Direction: Give back the entire listing verbatim.

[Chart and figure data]
============
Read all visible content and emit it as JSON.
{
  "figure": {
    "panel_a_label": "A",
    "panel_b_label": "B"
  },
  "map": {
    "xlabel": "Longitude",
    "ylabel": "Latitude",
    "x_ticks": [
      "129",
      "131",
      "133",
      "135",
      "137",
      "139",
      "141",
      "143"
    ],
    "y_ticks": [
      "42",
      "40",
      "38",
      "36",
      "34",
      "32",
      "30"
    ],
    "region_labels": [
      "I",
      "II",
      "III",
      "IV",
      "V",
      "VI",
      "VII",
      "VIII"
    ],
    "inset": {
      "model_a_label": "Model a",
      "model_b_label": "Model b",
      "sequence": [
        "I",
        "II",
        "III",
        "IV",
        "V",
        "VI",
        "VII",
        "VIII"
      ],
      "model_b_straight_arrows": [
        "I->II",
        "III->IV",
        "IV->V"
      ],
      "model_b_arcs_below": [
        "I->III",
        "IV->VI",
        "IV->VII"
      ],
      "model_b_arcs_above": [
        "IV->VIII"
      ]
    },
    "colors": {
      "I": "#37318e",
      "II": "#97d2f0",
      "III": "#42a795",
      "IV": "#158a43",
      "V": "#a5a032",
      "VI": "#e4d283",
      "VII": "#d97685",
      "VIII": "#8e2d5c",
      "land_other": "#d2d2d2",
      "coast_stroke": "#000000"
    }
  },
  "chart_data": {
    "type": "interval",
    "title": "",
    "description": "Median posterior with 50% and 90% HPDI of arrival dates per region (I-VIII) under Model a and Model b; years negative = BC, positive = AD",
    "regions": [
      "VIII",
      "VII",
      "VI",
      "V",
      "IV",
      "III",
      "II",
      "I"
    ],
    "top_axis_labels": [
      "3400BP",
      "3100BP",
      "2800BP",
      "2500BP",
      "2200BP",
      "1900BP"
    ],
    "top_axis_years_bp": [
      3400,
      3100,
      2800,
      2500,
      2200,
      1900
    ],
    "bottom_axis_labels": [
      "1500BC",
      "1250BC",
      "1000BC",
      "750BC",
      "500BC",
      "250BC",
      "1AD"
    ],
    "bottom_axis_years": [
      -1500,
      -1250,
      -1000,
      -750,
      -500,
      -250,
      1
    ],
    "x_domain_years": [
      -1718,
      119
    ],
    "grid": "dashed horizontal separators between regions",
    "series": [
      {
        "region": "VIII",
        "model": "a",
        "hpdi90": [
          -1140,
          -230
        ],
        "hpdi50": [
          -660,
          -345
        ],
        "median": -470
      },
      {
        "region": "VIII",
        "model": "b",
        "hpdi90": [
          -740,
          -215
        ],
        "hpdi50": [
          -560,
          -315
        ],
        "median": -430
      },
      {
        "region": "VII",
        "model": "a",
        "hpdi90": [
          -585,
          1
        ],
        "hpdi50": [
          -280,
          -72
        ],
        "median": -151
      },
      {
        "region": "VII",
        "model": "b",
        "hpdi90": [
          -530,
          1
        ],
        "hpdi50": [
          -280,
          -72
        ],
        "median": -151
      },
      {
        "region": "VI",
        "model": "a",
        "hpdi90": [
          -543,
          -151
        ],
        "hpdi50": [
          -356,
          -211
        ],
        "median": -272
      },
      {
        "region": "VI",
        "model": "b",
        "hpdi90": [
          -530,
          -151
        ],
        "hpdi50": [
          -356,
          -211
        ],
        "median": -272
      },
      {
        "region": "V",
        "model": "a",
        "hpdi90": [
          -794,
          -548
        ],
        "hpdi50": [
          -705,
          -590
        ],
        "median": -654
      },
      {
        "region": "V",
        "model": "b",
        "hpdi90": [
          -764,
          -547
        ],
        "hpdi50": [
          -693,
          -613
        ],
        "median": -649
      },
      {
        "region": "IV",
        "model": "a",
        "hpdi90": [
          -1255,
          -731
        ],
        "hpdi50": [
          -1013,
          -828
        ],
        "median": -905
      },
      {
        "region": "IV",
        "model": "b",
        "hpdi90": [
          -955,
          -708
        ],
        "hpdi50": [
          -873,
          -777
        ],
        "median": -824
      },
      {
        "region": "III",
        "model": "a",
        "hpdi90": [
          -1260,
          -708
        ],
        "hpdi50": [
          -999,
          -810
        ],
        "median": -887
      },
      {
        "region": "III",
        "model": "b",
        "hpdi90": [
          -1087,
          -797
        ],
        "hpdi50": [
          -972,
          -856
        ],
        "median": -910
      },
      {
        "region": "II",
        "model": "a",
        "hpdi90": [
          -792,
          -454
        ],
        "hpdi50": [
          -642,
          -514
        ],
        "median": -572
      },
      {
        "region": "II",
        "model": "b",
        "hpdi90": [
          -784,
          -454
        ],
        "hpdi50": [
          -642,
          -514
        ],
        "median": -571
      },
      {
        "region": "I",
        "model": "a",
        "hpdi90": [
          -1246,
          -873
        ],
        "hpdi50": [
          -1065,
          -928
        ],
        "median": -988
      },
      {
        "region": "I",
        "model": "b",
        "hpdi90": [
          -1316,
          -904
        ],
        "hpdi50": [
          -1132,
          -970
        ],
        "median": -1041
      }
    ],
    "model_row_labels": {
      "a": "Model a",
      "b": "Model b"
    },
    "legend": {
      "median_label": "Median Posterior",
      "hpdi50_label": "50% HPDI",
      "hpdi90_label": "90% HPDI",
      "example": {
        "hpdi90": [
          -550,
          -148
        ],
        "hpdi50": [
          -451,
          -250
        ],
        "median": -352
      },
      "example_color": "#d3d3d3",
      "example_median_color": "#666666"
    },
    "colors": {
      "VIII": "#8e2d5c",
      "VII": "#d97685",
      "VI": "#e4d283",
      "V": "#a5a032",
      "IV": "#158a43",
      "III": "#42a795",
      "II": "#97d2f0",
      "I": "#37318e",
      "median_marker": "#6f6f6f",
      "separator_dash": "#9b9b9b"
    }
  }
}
============
Solution to this task:
Read all visible content and emit it as JSON.
{
  "figure": {
    "panel_a_label": "A",
    "panel_b_label": "B"
  },
  "map": {
    "xlabel": "Longitude",
    "ylabel": "Latitude",
    "x_ticks": [
      "129",
      "131",
      "133",
      "135",
      "137",
      "139",
      "141",
      "143"
    ],
    "y_ticks": [
      "42",
      "40",
      "38",
      "36",
      "34",
      "32",
      "30"
    ],
    "region_labels": [
      "I",
      "II",
      "III",
      "IV",
      "V",
      "VI",
      "VII",
      "VIII"
    ],
    "inset": {
      "model_a_label": "Model a",
      "model_b_label": "Model b",
      "sequence": [
        "I",
        "II",
        "III",
        "IV",
        "V",
        "VI",
        "VII",
        "VIII"
      ],
      "model_b_straight_arrows": [
        "I->II",
        "III->IV",
        "IV->V"
      ],
      "model_b_arcs_below": [
        "I->III",
        "IV->VI",
        "IV->VII"
      ],
      "model_b_arcs_above": [
        "IV->VIII"
      ]
    },
    "colors": {
      "I": "#37318e",
      "II": "#97d2f0",
      "III": "#42a795",
      "IV": "#158a43",
      "V": "#a5a032",
      "VI": "#e4d283",
      "VII": "#d97685",
      "VIII": "#8e2d5c",
      "land_other": "#d2d2d2",
      "coast_stroke": "#000000"
    }
  },
  "chart_data": {
    "type": "interval",
    "title": "",
    "description": "Median posterior with 50% and 90% HPDI of arrival dates per region (I-VIII) under Model a and Model b; years negative = BC, positive = AD",
    "regions": [
      "VIII",
      "VII",
      "VI",
      "V",
      "IV",
      "III",
      "II",
      "I"
    ],
    "top_axis_labels": [
      "3400BP",
      "3100BP",
      "2800BP",
      "2500BP",
      "2200BP",
      "1900BP"
    ],
    "top_axis_years_bp": [
      3400,
      3100,
      2800,
      2500,
      2200,
      1900
    ],
    "bottom_axis_labels": [
      "1500BC",
      "1250BC",
      "1000BC",
      "750BC",
      "500BC",
      "250BC",
      "1AD"
    ],
    "bottom_axis_years": [
      -1500,
      -1250,
      -1000,
      -750,
      -500,
      -250,
      1
    ],
    "x_domain_years": [
      -1718,
      119
    ],
    "grid": "dashed horizontal separators between regions",
    "series": [
      {
        "region": "VIII",
        "model": "a",
        "hpdi90": [
          -1140,
          -230
        ],
        "hpdi50": [
          -660,
          -345
        ],
        "median": -470
      },
      {
        "region": "VIII",
        "model": "b",
        "hpdi90": [
          -740,
          -215
        ],
        "hpdi50": [
          -560,
          -315
        ],
        "median": -430
      },
      {
        "region": "VII",
        "model": "a",
        "hpdi90": [
          -585,
          1
        ],
        "hpdi50": [
          -280,
          -72
        ],
        "median": -151
      },
      {
        "region": "VII",
        "model": "b",
        "hpdi90": [
          -530,
          1
        ],
        "hpdi50": [
          -280,
          -72
        ],
        "median": -151
      },
      {
        "region": "VI",
        "model": "a",
        "hpdi90": [
          -543,
          -151
        ],
        "hpdi50": [
          -356,
          -211
        ],
        "median": -272
      },
      {
        "region": "VI",
        "model": "b",
        "hpdi90": [
          -530,
          -151
        ],
        "hpdi50": [
          -356,
          -211
        ],
        "median": -272
      },
      {
        "region": "V",
        "model": "a",
        "hpdi90": [
          -794,
          -548
        ],
        "hpdi50": [
          -705,
          -590
        ],
        "median": -654
      },
      {
        "region": "V",
        "model": "b",
        "hpdi90": [
          -764,
          -547
        ],
        "hpdi50": [
          -693,
          -613
        ],
        "median": -649
      },
      {
        "region": "IV",
        "model": "a",
        "hpdi90": [
          -1255,
          -731
        ],
        "hpdi50": [
          -1013,
          -828
        ],
        "median": -905
      },
      {
        "region": "IV",
        "model": "b",
        "hpdi90": [
          -955,
          -708
        ],
        "hpdi50": [
          -873,
          -777
        ],
        "median": -824
      },
      {
        "region": "III",
        "model": "a",
        "hpdi90": [
          -1260,
          -708
        ],
        "hpdi50": [
          -999,
          -810
        ],
        "median": -887
      },
      {
        "region": "III",
        "model": "b",
        "hpdi90": [
          -1087,
          -797
        ],
        "hpdi50": [
          -972,
          -856
        ],
        "median": -910
      },
      {
        "region": "II",
        "model": "a",
        "hpdi90": [
          -792,
          -454
        ],
        "hpdi50": [
          -642,
          -514
        ],
        "median": -572
      },
      {
        "region": "II",
        "model": "b",
        "hpdi90": [
          -784,
          -454
        ],
        "hpdi50": [
          -642,
          -514
        ],
        "median": -571
      },
      {
        "region": "I",
        "model": "a",
        "hpdi90": [
          -1246,
          -873
        ],
        "hpdi50": [
          -1065,
          -928
        ],
        "median": -988
      },
      {
        "region": "I",
        "model": "b",
        "hpdi90": [
          -1316,
          -904
        ],
        "hpdi50": [
          -1132,
          -970
        ],
        "median": -1041
      }
    ],
    "model_row_labels": {
      "a": "Model a",
      "b": "Model b"
    },
    "legend": {
      "median_label": "Median Posterior",
      "hpdi50_label": "50% HPDI",
      "hpdi90_label": "90% HPDI",
      "example": {
        "hpdi90": [
          -550,
          -148
        ],
        "hpdi50": [
          -451,
          -250
        ],
        "median": -352
      },
      "example_color": "#d3d3d3",
      "example_median_color": "#666666"
    },
    "colors": {
      "VIII": "#8e2d5c",
      "VII": "#d97685",
      "VI": "#e4d283",
      "V": "#a5a032",
      "IV": "#158a43",
      "III": "#42a795",
      "II": "#97d2f0",
      "I": "#37318e",
      "median_marker": "#6f6f6f",
      "separator_dash": "#9b9b9b"
    }
  }
}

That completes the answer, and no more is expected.